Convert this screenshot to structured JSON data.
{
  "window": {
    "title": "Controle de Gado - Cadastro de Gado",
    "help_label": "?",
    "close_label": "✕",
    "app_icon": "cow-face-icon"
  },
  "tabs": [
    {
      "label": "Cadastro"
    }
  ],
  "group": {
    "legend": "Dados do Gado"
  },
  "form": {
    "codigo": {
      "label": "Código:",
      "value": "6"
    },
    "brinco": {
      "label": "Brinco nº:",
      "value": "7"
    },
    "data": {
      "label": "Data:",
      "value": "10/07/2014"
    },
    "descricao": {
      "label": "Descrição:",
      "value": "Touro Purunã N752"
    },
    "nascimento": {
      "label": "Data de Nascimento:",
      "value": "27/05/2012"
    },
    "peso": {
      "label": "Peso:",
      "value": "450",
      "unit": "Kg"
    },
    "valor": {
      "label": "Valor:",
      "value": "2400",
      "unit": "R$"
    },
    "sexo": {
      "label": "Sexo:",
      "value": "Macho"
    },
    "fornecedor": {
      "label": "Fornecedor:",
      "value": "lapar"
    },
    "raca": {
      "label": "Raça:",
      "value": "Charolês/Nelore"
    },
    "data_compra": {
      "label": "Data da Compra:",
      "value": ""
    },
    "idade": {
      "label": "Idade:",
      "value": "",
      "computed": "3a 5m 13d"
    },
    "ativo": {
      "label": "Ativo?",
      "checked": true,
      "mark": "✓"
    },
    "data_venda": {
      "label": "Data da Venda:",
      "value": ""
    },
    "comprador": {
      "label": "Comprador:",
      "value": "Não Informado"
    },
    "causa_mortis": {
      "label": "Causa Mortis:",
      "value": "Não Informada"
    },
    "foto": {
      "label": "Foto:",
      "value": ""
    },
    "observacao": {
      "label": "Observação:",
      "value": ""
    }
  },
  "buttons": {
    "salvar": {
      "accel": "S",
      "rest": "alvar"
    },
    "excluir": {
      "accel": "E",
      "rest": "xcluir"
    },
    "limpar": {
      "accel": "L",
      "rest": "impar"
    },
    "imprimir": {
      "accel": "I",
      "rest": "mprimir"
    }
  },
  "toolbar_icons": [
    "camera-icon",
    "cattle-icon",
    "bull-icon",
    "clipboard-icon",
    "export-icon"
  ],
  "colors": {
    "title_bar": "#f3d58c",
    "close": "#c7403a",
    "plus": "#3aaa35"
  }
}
****************************************
• **What is expected**
Check each line of the records above for the word "rest", then give the number of lines that have it, with no other words.

• **Exercise solution**
4